=== RECORDS FOR THIS EXERCISE ===

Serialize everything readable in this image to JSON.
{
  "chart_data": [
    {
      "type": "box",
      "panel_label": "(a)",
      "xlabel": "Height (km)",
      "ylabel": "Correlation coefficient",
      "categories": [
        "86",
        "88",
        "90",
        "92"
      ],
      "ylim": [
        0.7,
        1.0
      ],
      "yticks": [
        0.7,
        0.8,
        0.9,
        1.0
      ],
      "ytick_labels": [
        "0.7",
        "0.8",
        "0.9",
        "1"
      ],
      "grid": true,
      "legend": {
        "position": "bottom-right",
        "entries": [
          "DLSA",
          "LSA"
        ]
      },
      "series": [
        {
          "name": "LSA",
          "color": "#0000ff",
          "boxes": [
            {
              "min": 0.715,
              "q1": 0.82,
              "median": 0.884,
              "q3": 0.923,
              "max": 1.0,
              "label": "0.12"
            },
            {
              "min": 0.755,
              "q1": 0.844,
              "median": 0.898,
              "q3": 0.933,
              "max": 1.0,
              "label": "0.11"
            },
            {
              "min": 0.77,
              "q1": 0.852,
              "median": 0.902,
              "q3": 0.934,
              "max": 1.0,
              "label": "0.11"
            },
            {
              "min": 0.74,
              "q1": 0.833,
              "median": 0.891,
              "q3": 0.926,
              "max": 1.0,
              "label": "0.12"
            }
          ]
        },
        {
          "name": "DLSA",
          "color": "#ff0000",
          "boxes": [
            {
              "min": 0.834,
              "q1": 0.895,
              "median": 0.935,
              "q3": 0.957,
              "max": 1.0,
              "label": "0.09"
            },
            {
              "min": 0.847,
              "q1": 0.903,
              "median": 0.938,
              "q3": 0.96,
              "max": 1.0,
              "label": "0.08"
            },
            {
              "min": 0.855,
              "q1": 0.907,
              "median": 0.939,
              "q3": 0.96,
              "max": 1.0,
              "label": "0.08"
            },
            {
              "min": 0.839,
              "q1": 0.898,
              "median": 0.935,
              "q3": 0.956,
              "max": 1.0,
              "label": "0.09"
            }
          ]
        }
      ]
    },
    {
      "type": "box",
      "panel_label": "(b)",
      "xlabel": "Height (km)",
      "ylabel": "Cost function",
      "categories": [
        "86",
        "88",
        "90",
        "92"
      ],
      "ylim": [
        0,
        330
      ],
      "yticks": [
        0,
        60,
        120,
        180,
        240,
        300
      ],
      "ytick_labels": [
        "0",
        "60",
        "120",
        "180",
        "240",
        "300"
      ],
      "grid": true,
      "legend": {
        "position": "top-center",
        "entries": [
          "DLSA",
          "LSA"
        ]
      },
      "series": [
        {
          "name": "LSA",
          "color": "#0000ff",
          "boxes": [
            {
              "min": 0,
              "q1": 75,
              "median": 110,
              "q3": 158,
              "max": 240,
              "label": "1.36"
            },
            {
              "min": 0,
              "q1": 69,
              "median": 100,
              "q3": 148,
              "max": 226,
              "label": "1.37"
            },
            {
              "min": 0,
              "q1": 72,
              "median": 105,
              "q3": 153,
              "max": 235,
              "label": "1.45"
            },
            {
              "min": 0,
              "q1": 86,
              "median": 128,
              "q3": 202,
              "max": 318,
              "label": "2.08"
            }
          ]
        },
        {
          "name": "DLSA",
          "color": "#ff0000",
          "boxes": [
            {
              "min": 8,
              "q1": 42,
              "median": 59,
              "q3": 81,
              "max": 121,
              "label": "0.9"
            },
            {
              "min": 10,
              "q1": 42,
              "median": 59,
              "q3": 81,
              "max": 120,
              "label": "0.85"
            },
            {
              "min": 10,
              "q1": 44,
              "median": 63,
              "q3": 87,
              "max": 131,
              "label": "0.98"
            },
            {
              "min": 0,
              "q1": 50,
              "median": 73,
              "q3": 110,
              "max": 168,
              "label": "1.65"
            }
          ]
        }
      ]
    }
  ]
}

===

AIM OF THE TASK: All of the entries above should be written out again exactly.

EXPECTED ANSWER:
Serialize everything readable in this image to JSON.
{
  "chart_data": [
    {
      "type": "box",
      "panel_label": "(a)",
      "xlabel": "Height (km)",
      "ylabel": "Correlation coefficient",
      "categories": [
        "86",
        "88",
        "90",
        "92"
      ],
      "ylim": [
        0.7,
        1.0
      ],
      "yticks": [
        0.7,
        0.8,
        0.9,
        1.0
      ],
      "ytick_labels": [
        "0.7",
        "0.8",
        "0.9",
        "1"
      ],
      "grid": true,
      "legend": {
        "position": "bottom-right",
        "entries": [
          "DLSA",
          "LSA"
        ]
      },
      "series": [
        {
          "name": "LSA",
          "color": "#0000ff",
          "boxes": [
            {
              "min": 0.715,
              "q1": 0.82,
              "median": 0.884,
              "q3": 0.923,
              "max": 1.0,
              "label": "0.12"
            },
            {
              "min": 0.755,
              "q1": 0.844,
              "median": 0.898,
              "q3": 0.933,
              "max": 1.0,
              "label": "0.11"
            },
            {
              "min": 0.77,
              "q1": 0.852,
              "median": 0.902,
              "q3": 0.934,
              "max": 1.0,
              "label": "0.11"
            },
            {
              "min": 0.74,
              "q1": 0.833,
              "median": 0.891,
              "q3": 0.926,
              "max": 1.0,
              "label": "0.12"
            }
          ]
        },
        {
          "name": "DLSA",
          "color": "#ff0000",
          "boxes": [
            {
              "min": 0.834,
              "q1": 0.895,
              "median": 0.935,
              "q3": 0.957,
              "max": 1.0,
              "label": "0.09"
            },
            {
              "min": 0.847,
              "q1": 0.903,
              "median": 0.938,
              "q3": 0.96,
              "max": 1.0,
              "label": "0.08"
            },
            {
              "min": 0.855,
              "q1": 0.907,
              "median": 0.939,
              "q3": 0.96,
              "max": 1.0,
              "label": "0.08"
            },
            {
              "min": 0.839,
              "q1": 0.898,
              "median": 0.935,
              "q3": 0.956,
              "max": 1.0,
              "label": "0.09"
            }
          ]
        }
      ]
    },
    {
      "type": "box",
      "panel_label": "(b)",
      "xlabel": "Height (km)",
      "ylabel": "Cost function",
      "categories": [
        "86",
        "88",
        "90",
        "92"
      ],
      "ylim": [
        0,
        330
      ],
      "yticks": [
        0,
        60,
        120,
        180,
        240,
        300
      ],
      "ytick_labels": [
        "0",
        "60",
        "120",
        "180",
        "240",
        "300"
      ],
      "grid": true,
      "legend": {
        "position": "top-center",
        "entries": [
          "DLSA",
          "LSA"
        ]
      },
      "series": [
        {
          "name": "LSA",
          "color": "#0000ff",
          "boxes": [
            {
              "min": 0,
              "q1": 75,
              "median": 110,
              "q3": 158,
              "max": 240,
              "label": "1.36"
            },
            {
              "min": 0,
              "q1": 69,
              "median": 100,
              "q3": 148,
              "max": 226,
              "label": "1.37"
            },
            {
              "min": 0,
              "q1": 72,
              "median": 105,
              "q3": 153,
              "max": 235,
              "label": "1.45"
            },
            {
              "min": 0,
              "q1": 86,
              "median": 128,
              "q3": 202,
              "max": 318,
              "label": "2.08"
            }
          ]
        },
        {
          "name": "DLSA",
          "color": "#ff0000",
          "boxes": [
            {
              "min": 8,
              "q1": 42,
              "median": 59,
              "q3": 81,
              "max": 121,
              "label": "0.9"
            },
            {
              "min": 10,
              "q1": 42,
              "median": 59,
              "q3": 81,
              "max": 120,
              "label": "0.85"
            },
            {
              "min": 10,
              "q1": 44,
              "median": 63,
              "q3": 87,
              "max": 131,
              "label": "0.98"
            },
            {
              "min": 0,
              "q1": 50,
              "median": 73,
              "q3": 110,
              "max": 168,
              "label": "1.65"
            }
          ]
        }
      ]
    }
  ]
}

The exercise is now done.